WHAT THE TASK ASKS. Quote the entries below word for word, everything from the first line down to the line containing "colorbar-segment [1383, 1951, 1437, 1981]", with both ends included.

RECORDED INFORMATION.
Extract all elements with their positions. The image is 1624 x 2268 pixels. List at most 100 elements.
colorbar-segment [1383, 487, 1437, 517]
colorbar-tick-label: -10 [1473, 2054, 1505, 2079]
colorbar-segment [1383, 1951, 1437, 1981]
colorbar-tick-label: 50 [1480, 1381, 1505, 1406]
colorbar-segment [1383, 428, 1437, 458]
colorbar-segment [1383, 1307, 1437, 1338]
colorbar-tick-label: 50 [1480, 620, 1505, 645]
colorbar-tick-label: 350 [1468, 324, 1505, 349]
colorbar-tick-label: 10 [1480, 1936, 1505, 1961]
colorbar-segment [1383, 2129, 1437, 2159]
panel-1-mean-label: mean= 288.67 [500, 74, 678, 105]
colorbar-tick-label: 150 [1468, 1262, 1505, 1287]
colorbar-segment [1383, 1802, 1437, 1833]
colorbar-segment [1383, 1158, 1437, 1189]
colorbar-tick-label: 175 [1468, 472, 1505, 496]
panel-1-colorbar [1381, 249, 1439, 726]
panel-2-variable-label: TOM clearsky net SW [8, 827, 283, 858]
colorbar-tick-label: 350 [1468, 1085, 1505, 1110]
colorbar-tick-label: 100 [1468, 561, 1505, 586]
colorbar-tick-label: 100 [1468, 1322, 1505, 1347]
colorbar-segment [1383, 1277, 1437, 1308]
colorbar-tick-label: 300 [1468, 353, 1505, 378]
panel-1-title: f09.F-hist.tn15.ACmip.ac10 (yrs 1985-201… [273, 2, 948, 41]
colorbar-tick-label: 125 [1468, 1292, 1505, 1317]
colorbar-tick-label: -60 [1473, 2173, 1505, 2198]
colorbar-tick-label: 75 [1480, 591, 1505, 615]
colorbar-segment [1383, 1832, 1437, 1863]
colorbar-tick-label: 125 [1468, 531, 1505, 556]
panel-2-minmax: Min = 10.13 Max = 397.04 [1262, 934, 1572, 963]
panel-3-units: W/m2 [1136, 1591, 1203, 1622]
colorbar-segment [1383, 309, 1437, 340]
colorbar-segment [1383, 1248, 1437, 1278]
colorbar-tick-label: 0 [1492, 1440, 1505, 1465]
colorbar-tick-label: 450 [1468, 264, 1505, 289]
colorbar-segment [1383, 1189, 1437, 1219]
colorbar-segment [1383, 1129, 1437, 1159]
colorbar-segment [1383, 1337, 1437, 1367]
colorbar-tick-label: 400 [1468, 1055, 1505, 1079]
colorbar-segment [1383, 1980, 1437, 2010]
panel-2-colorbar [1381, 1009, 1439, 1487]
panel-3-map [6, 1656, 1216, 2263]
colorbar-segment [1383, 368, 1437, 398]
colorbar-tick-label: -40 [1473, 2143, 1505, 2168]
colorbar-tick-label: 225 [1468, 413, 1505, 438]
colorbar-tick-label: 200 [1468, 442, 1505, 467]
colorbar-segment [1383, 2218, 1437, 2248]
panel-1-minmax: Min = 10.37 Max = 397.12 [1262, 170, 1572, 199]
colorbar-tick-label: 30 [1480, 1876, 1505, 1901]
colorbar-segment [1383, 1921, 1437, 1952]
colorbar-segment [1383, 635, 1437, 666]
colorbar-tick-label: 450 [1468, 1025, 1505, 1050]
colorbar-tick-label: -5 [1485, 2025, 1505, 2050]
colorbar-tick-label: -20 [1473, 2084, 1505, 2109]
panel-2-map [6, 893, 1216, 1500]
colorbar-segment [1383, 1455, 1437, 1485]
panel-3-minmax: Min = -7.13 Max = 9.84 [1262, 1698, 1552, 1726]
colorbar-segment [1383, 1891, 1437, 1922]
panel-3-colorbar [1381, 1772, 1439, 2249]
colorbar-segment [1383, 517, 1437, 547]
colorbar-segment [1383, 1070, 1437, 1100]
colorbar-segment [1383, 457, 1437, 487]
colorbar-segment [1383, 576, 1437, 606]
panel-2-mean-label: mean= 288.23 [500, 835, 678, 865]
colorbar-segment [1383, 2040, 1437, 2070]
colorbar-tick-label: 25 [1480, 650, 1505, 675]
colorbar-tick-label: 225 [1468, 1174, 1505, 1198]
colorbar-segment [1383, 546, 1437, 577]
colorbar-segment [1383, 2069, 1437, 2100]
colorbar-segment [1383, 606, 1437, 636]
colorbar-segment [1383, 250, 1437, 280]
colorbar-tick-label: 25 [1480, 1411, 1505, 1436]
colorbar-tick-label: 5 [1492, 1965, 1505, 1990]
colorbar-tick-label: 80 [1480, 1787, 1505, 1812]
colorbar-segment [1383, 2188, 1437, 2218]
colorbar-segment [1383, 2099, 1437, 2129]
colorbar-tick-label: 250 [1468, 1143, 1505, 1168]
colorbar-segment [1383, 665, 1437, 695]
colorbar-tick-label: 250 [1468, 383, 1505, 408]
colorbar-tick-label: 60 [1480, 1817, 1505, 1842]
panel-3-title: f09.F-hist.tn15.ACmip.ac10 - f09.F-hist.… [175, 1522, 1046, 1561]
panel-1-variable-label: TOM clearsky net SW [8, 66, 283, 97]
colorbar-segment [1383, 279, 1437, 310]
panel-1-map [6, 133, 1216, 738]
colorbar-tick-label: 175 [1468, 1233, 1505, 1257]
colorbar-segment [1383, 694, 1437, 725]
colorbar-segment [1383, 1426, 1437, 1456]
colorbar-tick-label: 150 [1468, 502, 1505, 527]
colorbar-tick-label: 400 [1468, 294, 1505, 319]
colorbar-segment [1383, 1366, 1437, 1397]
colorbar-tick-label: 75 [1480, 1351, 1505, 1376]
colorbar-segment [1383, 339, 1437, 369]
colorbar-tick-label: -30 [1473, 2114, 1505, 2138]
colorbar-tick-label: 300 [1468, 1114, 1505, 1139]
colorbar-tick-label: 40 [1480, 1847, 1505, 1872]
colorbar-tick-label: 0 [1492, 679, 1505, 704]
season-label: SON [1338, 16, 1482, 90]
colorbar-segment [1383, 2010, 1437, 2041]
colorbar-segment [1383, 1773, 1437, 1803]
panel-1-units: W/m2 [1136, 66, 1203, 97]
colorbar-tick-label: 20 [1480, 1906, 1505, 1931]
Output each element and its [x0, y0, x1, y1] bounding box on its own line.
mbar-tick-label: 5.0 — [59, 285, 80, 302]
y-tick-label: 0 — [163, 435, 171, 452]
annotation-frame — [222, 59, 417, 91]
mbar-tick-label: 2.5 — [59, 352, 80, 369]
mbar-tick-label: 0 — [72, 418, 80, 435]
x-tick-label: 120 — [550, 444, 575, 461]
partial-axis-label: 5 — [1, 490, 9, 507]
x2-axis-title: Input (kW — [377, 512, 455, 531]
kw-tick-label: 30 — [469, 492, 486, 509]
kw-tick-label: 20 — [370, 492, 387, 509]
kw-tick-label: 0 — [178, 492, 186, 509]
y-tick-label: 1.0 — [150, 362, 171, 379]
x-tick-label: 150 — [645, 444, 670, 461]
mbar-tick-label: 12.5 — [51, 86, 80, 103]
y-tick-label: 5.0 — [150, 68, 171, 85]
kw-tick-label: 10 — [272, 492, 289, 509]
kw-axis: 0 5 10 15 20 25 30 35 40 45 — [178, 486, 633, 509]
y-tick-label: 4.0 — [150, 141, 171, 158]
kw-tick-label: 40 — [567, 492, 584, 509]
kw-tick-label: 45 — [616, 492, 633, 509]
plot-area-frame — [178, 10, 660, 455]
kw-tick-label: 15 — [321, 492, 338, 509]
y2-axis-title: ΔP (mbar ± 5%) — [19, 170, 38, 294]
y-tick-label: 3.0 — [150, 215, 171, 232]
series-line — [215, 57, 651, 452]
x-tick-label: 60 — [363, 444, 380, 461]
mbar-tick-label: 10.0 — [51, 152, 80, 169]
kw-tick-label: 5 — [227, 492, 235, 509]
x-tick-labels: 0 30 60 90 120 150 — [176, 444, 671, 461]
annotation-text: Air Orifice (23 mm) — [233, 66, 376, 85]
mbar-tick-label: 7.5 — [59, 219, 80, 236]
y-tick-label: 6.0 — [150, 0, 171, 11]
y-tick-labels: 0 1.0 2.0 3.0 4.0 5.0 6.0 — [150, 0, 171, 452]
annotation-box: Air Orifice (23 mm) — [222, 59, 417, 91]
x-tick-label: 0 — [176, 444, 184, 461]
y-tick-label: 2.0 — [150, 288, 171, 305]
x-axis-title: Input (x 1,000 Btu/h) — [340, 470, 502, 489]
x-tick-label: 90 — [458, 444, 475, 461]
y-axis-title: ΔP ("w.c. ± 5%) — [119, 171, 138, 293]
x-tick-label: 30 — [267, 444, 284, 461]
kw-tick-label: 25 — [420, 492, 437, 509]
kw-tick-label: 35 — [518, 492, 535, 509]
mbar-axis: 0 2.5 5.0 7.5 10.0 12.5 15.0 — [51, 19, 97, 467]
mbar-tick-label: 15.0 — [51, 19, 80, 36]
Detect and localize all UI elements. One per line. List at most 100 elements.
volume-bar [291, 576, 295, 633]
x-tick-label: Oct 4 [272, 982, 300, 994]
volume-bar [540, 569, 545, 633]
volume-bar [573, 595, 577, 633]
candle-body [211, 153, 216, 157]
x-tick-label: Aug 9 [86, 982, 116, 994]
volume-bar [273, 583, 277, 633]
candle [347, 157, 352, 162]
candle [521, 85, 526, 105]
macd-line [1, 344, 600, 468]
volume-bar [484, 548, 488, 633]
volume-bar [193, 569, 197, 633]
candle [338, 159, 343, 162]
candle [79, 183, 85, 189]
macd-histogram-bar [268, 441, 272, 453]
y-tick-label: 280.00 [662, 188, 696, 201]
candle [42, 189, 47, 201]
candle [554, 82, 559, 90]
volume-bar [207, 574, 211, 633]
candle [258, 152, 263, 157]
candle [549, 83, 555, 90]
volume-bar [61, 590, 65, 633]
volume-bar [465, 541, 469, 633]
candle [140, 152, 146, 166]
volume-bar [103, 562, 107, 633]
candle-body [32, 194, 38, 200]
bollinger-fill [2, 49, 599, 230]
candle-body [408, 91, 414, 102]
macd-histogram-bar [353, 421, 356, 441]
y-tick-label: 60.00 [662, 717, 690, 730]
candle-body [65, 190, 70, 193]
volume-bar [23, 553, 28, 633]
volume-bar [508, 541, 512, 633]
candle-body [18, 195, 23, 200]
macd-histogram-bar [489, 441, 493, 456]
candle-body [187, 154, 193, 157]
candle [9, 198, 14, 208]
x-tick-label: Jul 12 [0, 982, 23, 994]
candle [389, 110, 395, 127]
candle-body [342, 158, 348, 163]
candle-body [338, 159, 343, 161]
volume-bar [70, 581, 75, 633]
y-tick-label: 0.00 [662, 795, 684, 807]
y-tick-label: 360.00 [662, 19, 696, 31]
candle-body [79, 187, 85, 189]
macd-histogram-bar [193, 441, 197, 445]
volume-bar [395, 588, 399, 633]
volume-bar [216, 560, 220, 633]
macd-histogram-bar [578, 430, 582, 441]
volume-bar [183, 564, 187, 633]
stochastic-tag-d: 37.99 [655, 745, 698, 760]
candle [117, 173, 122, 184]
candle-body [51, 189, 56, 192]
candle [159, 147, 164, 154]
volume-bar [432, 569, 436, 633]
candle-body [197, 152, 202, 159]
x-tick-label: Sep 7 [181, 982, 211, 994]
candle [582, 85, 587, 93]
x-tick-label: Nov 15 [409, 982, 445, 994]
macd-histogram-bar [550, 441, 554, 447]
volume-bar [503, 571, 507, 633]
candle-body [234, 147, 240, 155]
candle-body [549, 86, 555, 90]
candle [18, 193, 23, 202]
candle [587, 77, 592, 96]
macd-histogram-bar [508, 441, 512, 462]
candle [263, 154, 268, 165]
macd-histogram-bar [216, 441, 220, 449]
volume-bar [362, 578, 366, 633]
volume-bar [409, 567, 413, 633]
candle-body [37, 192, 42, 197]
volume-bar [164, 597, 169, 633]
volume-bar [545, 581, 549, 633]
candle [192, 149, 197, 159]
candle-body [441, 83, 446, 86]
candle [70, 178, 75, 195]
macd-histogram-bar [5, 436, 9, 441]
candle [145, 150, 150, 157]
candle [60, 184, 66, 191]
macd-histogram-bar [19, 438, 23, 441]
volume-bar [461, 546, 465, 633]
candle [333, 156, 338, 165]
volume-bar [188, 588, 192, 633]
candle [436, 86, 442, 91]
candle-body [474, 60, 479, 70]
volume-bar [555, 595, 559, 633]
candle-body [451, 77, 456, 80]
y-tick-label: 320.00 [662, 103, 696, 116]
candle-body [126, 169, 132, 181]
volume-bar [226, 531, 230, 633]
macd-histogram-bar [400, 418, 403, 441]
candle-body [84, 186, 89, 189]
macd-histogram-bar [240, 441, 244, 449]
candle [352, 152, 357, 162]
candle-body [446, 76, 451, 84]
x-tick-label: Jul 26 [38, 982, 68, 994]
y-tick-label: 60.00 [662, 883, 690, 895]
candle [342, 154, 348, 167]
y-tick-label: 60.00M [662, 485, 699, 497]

RESULT OF THIS EXERCISE.
Extract all elements with their positions. The image is 1624 x 2268 pixels. List at most 100 elements.
colorbar-segment [1383, 487, 1437, 517]
colorbar-tick-label: -10 [1473, 2054, 1505, 2079]
colorbar-segment [1383, 1951, 1437, 1981]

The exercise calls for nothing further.